**Objective:** Give everything in the data from the line containing "legend-line: alanlar (852, 1209, 922, 1235)" down to the line containing "inset-map (107, 539, 256, 826)" as a JSON list of strings, one string per line, with blank lines left out.
--
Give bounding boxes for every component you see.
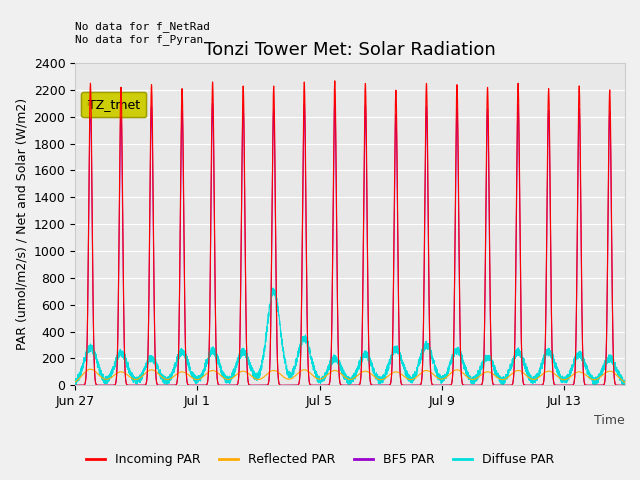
- Diffuse PAR: [189, 375, 197, 381]
- Diffuse PAR: [225, 379, 233, 384]
- Reflected PAR: [621, 380, 629, 385]
- Diffuse PAR: [269, 285, 277, 291]
- Reflected PAR: [413, 373, 421, 379]
- Reflected PAR: [404, 376, 412, 382]
- Reflected PAR: [225, 376, 233, 382]
- Reflected PAR: [569, 372, 577, 378]
- X-axis label: Time: Time: [595, 414, 625, 427]
- Reflected PAR: [189, 375, 197, 381]
- Incoming PAR: [71, 383, 79, 388]
- Line: BF5 PAR: BF5 PAR: [75, 102, 625, 385]
- Diffuse PAR: [72, 383, 80, 388]
- Diffuse PAR: [413, 368, 421, 373]
- Incoming PAR: [621, 383, 629, 388]
- Incoming PAR: [569, 382, 577, 388]
- Legend: Incoming PAR, Reflected PAR, BF5 PAR, Diffuse PAR: Incoming PAR, Reflected PAR, BF5 PAR, Di…: [81, 448, 559, 471]
- Title: Tonzi Tower Met: Solar Radiation: Tonzi Tower Met: Solar Radiation: [204, 41, 496, 59]
- Diffuse PAR: [569, 363, 577, 369]
- Text: No data for f_NetRad
No data for f_Pyran: No data for f_NetRad No data for f_Pyran: [75, 21, 210, 45]
- Diffuse PAR: [621, 377, 629, 383]
- Incoming PAR: [621, 383, 628, 388]
- BF5 PAR: [621, 383, 629, 388]
- BF5 PAR: [404, 383, 412, 388]
- Diffuse PAR: [621, 381, 628, 387]
- BF5 PAR: [71, 383, 79, 388]
- Diffuse PAR: [404, 372, 412, 378]
- Line: Incoming PAR: Incoming PAR: [75, 81, 625, 385]
- BF5 PAR: [225, 383, 232, 388]
- Incoming PAR: [413, 383, 421, 388]
- Reflected PAR: [71, 379, 79, 385]
- BF5 PAR: [189, 383, 196, 388]
- Reflected PAR: [621, 379, 628, 385]
- Incoming PAR: [404, 383, 412, 388]
- BF5 PAR: [621, 383, 628, 388]
- Incoming PAR: [331, 78, 339, 84]
- Diffuse PAR: [71, 379, 79, 384]
- Y-axis label: PAR (umol/m2/s) / Net and Solar (W/m2): PAR (umol/m2/s) / Net and Solar (W/m2): [15, 98, 28, 350]
- Incoming PAR: [189, 383, 196, 388]
- Line: Reflected PAR: Reflected PAR: [75, 369, 625, 383]
- Reflected PAR: [86, 366, 94, 372]
- BF5 PAR: [331, 99, 339, 105]
- BF5 PAR: [413, 383, 421, 388]
- Legend: TZ_tmet: TZ_tmet: [81, 92, 146, 117]
- Incoming PAR: [225, 383, 232, 388]
- BF5 PAR: [569, 382, 577, 388]
- Line: Diffuse PAR: Diffuse PAR: [75, 288, 625, 385]
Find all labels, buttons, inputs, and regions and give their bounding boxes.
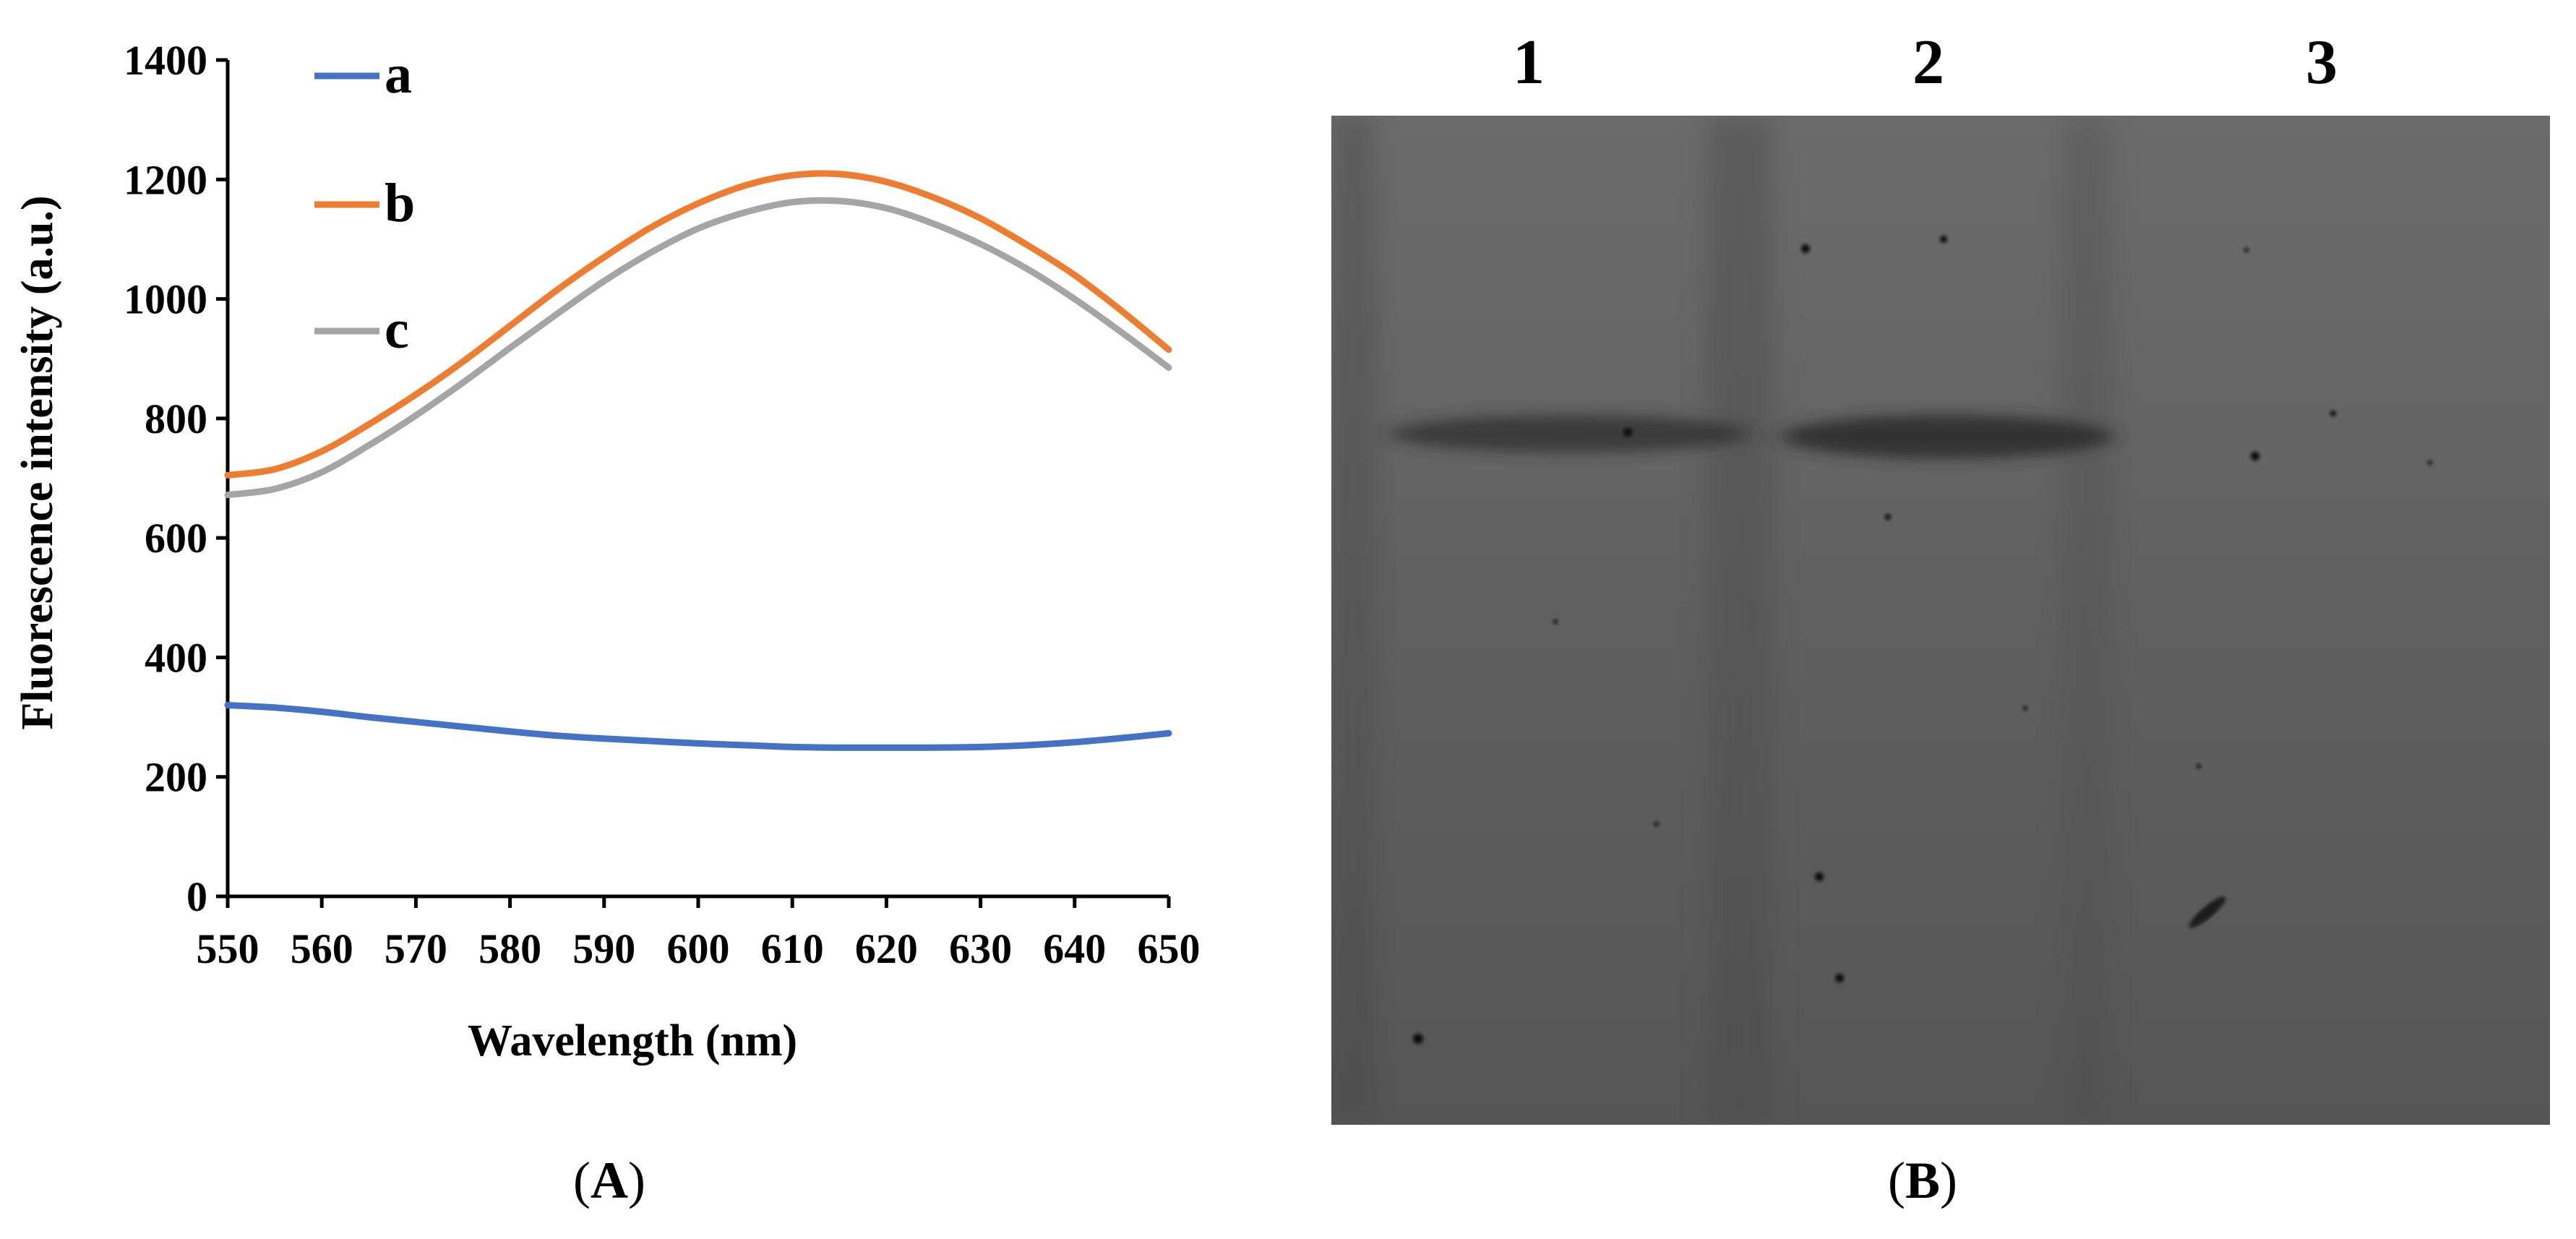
x-tick-label: 630 [949, 925, 1012, 972]
gel-image [1331, 116, 2550, 1125]
x-tick-label: 550 [197, 925, 259, 972]
gel-lane-label-3: 3 [2306, 27, 2337, 98]
chart-legend: a b c [314, 44, 415, 360]
gel-background [1331, 116, 2550, 1125]
y-tick-label: 0 [186, 873, 207, 920]
gel-band-lane-1 [1389, 415, 1751, 453]
chart-axes [226, 60, 1169, 899]
gel-lane-gap-left [1707, 116, 1772, 1125]
series-line-c [224, 197, 1172, 499]
gel-specks [1413, 236, 2432, 1044]
x-tick-label: 590 [572, 925, 635, 972]
x-tick-label: 650 [1138, 925, 1201, 972]
gel-lane-gap-right [2061, 116, 2112, 1125]
y-tick-label: 1400 [124, 37, 207, 84]
chart-series [224, 170, 1172, 751]
x-tick-label: 600 [667, 925, 730, 972]
x-tick-label: 640 [1043, 925, 1106, 972]
panel-label-a-text: A [591, 1152, 628, 1209]
y-tick-label: 200 [145, 754, 207, 801]
x-tick-label: 620 [855, 925, 918, 972]
y-tick-label: 1200 [124, 156, 207, 203]
gel-streak [2189, 896, 2226, 928]
x-tick-label: 560 [291, 925, 353, 972]
gel-lane-label-1: 1 [1513, 27, 1545, 98]
panel-label-a: (A) [573, 1152, 645, 1209]
gel-lane-label-2: 2 [1912, 27, 1944, 98]
legend-label-a: a [385, 44, 412, 105]
chart-ticks: 0 200 400 600 800 1000 1200 1400 550 560 570 580 590… [124, 37, 1201, 972]
gel-lane-edge-left [1331, 116, 1375, 1125]
y-tick-label: 800 [145, 395, 207, 442]
y-tick-label: 1000 [124, 276, 207, 323]
fluorescence-chart: 0 200 400 600 800 1000 1200 1400 550 560 570 580 590… [13, 37, 1201, 1066]
series-line-a [224, 702, 1172, 751]
series-line-b [224, 170, 1172, 479]
panel-label-b-text: B [1905, 1152, 1941, 1209]
x-axis-title: Wavelength (nm) [468, 1016, 797, 1066]
panel-label-b: (B) [1888, 1152, 1957, 1209]
legend-label-c: c [385, 299, 409, 360]
x-tick-label: 610 [761, 925, 824, 972]
legend-label-b: b [385, 173, 415, 233]
x-tick-label: 580 [478, 925, 541, 972]
y-tick-label: 600 [145, 515, 207, 562]
gel-band-lane-2 [1781, 415, 2113, 458]
y-tick-label: 400 [145, 634, 207, 681]
y-axis-title: Fluorescence intensity (a.u.) [13, 195, 62, 729]
x-tick-label: 570 [385, 925, 447, 972]
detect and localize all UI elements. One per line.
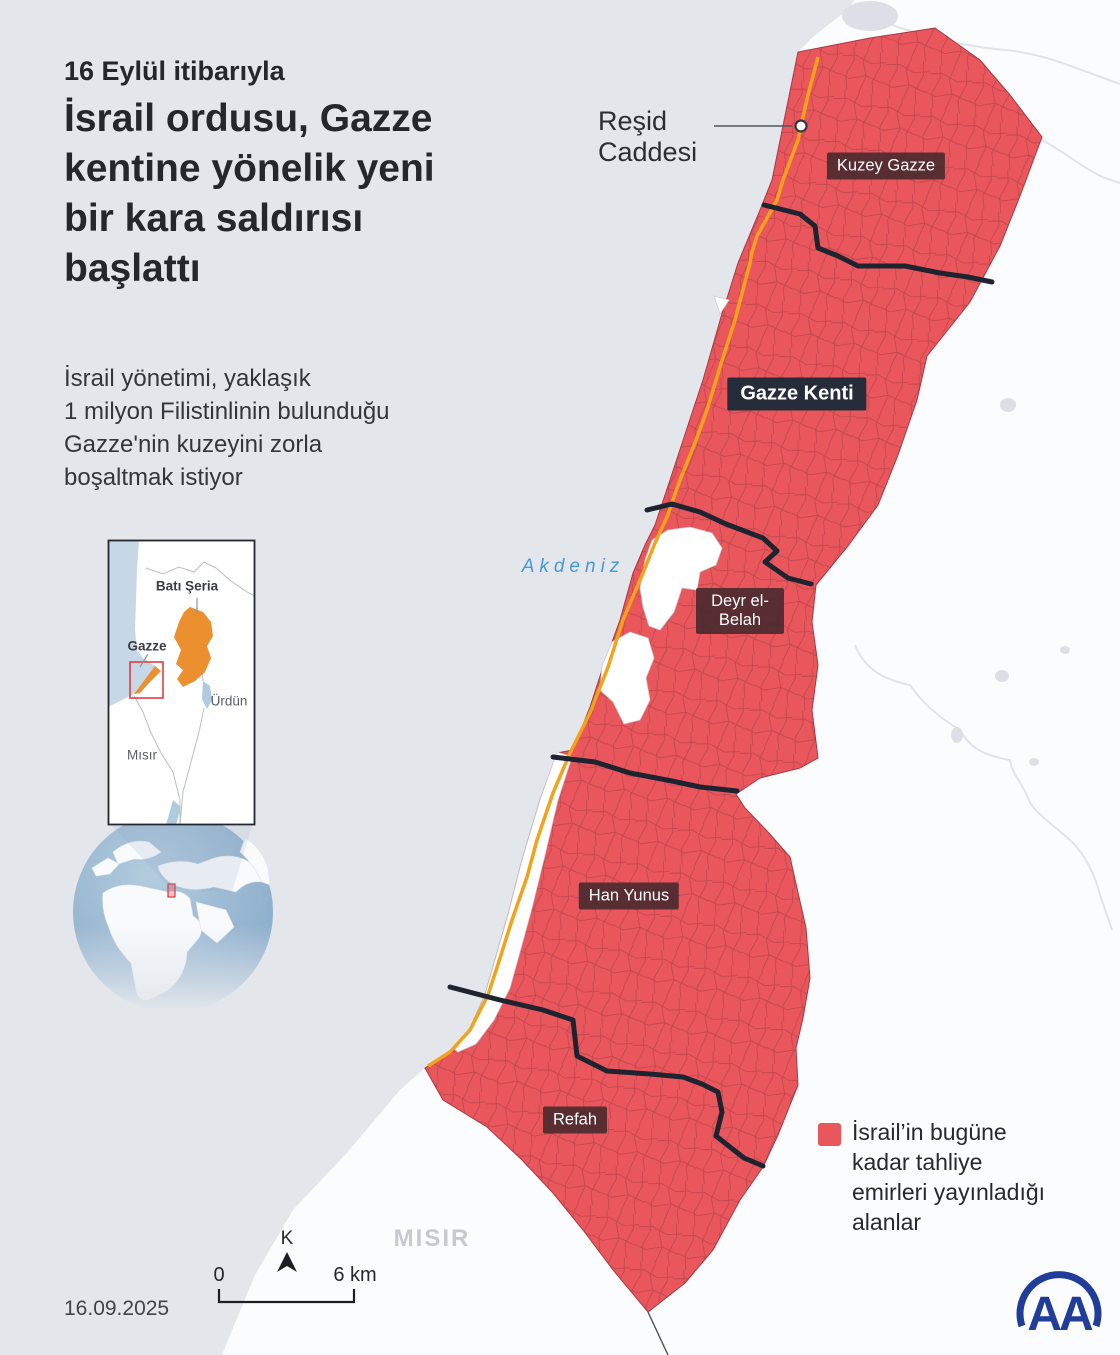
legend-line: alanlar (852, 1209, 922, 1235)
headline: İsrail ordusu, Gazze kentine yönelik yen… (64, 94, 435, 294)
inset-gaza-highlight-box (129, 661, 164, 699)
inset-label-leaders (139, 598, 198, 668)
region-label-refah: Refah (542, 1106, 608, 1134)
headline-line: başlattı (64, 247, 201, 290)
egypt-landmass (222, 1068, 668, 1355)
scale-bar (217, 1252, 356, 1304)
scale-end-label: 6 km (333, 1264, 377, 1286)
globe-locator (60, 812, 290, 1025)
north-arrow-icon (277, 1252, 297, 1272)
inset-map (107, 539, 256, 826)
sea-label-akdeniz: Akdeniz (521, 556, 625, 577)
gaza-strip-neighborhood-mesh (425, 28, 1042, 1312)
inset-label-bati-seria: Batı Şeria (155, 578, 219, 594)
legend-line: emirleri yayınladığı (852, 1179, 1046, 1205)
subheadline-line: 1 milyon Filistinlinin bulunduğu (64, 398, 390, 425)
subheadline-line: Gazze'nin kuzeyini zorla (64, 431, 323, 458)
egypt-israel-border-line (647, 1311, 669, 1355)
israel-terrain-lines (854, 9, 1120, 931)
region-label-han-yunus: Han Yunus (578, 882, 680, 910)
publication-date: 16.09.2025 (64, 1297, 170, 1320)
governorate-boundaries (447, 202, 995, 1169)
headline-line: kentine yönelik yeni (64, 147, 435, 190)
subheadline: İsrail yönetimi, yaklaşık 1 milyon Filis… (64, 362, 390, 494)
region-label-deyr-el-belah: Deyr el-Belah (696, 588, 784, 634)
headline-line: bir kara saldırısı (64, 197, 364, 240)
inset-label-misir: Mısır (127, 747, 157, 763)
legend-line: İsrail’in bugüne (852, 1119, 1007, 1145)
road-marker-dot (794, 119, 808, 133)
resid-caddesi-road (427, 56, 820, 1068)
aa-logo-arc-icon (1016, 1271, 1102, 1328)
inset-west-bank (174, 607, 213, 687)
north-label: K (280, 1228, 294, 1249)
subheadline-line: İsrail yönetimi, yaklaşık (64, 365, 311, 392)
headline-line: İsrail ordusu, Gazze (64, 97, 433, 140)
inset-projection-cone (112, 826, 252, 892)
region-label-kuzey-gazze: Kuzey Gazze (826, 152, 946, 180)
inset-gaza-sliver (134, 666, 161, 694)
road-annotation-line: Reşid (598, 106, 668, 136)
inset-gulf-of-aqaba (166, 800, 181, 825)
legend-swatch (818, 1123, 841, 1146)
scale-start-label: 0 (213, 1264, 225, 1286)
inset-sea (108, 541, 155, 707)
inset-label-urdun: Ürdün (210, 693, 248, 709)
road-annotation-leader (714, 119, 808, 133)
country-label-misir: MISIR (393, 1225, 471, 1252)
inset-dead-sea (202, 681, 212, 709)
road-annotation-label: Reşid Caddesi (598, 106, 714, 168)
aa-logo: AA (1027, 1288, 1093, 1341)
subheadline-line: boşaltmak istiyor (64, 464, 243, 491)
legend-line: kadar tahliye (852, 1149, 983, 1175)
inset-label-gazze: Gazze (127, 638, 167, 654)
globe-gaza-marker (167, 883, 176, 898)
legend-text: İsrail’in bugüne kadar tahliye emirleri … (852, 1117, 1045, 1237)
inset-frame (107, 539, 256, 826)
road-annotation-line: Caddesi (598, 137, 698, 167)
kicker-date-line: 16 Eylül itibarıyla (64, 56, 285, 86)
region-label-gazze-kenti: Gazze Kenti (727, 377, 867, 411)
gaza-strip (424, 27, 1043, 1313)
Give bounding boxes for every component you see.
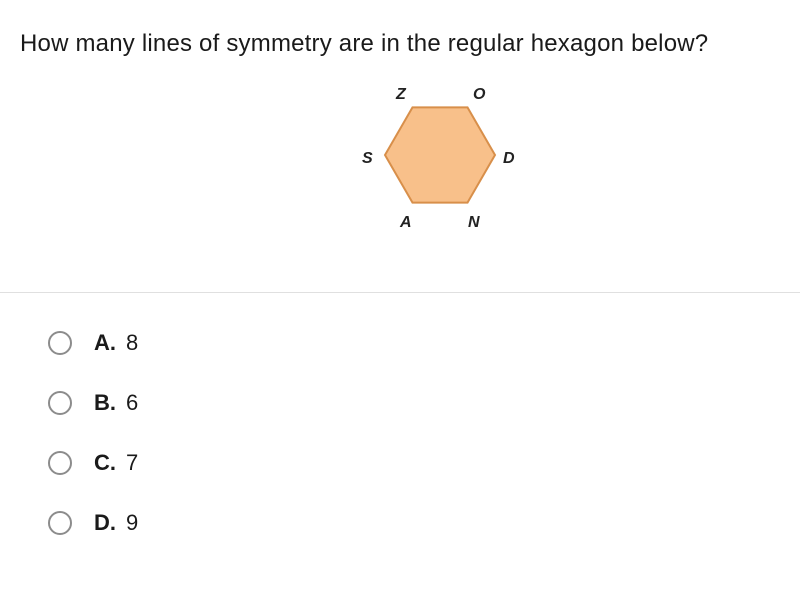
radio-icon bbox=[48, 391, 72, 415]
radio-icon bbox=[48, 511, 72, 535]
option-value: 6 bbox=[126, 390, 138, 416]
vertex-label-N: N bbox=[468, 214, 480, 232]
option-value: 9 bbox=[126, 510, 138, 536]
option-letter: A. bbox=[94, 330, 116, 356]
answer-options: A. 8 B. 6 C. 7 D. 9 bbox=[48, 330, 138, 570]
option-d[interactable]: D. 9 bbox=[48, 510, 138, 536]
hexagon-figure: D O Z S A N bbox=[340, 80, 560, 260]
option-letter: B. bbox=[94, 390, 116, 416]
question-text: How many lines of symmetry are in the re… bbox=[20, 30, 708, 58]
option-letter: C. bbox=[94, 450, 116, 476]
option-value: 8 bbox=[126, 330, 138, 356]
vertex-label-A: A bbox=[400, 214, 412, 232]
section-divider bbox=[0, 292, 800, 293]
option-c[interactable]: C. 7 bbox=[48, 450, 138, 476]
option-value: 7 bbox=[126, 450, 138, 476]
hexagon-shape bbox=[385, 107, 495, 202]
option-b[interactable]: B. 6 bbox=[48, 390, 138, 416]
option-letter: D. bbox=[94, 510, 116, 536]
vertex-label-Z: Z bbox=[396, 86, 406, 104]
option-a[interactable]: A. 8 bbox=[48, 330, 138, 356]
radio-icon bbox=[48, 331, 72, 355]
vertex-label-O: O bbox=[473, 86, 485, 104]
vertex-label-D: D bbox=[503, 150, 515, 168]
vertex-label-S: S bbox=[362, 150, 373, 168]
radio-icon bbox=[48, 451, 72, 475]
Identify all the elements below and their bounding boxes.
--
**The completed task:**
[
  "legend-line: alanlar (852, 1209, 922, 1235)",
  "headline: İsrail ordusu, Gazze kentine yönelik yen… (64, 94, 435, 294)",
  "inset-gaza-highlight-box (129, 661, 164, 699)",
  "inset-label-leaders (139, 598, 198, 668)",
  "region-label-refah: Refah (542, 1106, 608, 1134)",
  "headline-line: başlattı (64, 247, 201, 290)",
  "egypt-landmass (222, 1068, 668, 1355)",
  "scale-bar (217, 1252, 356, 1304)",
  "scale-end-label: 6 km (333, 1264, 377, 1286)",
  "globe-locator (60, 812, 290, 1025)",
  "north-arrow-icon (277, 1252, 297, 1272)",
  "inset-map (107, 539, 256, 826)"
]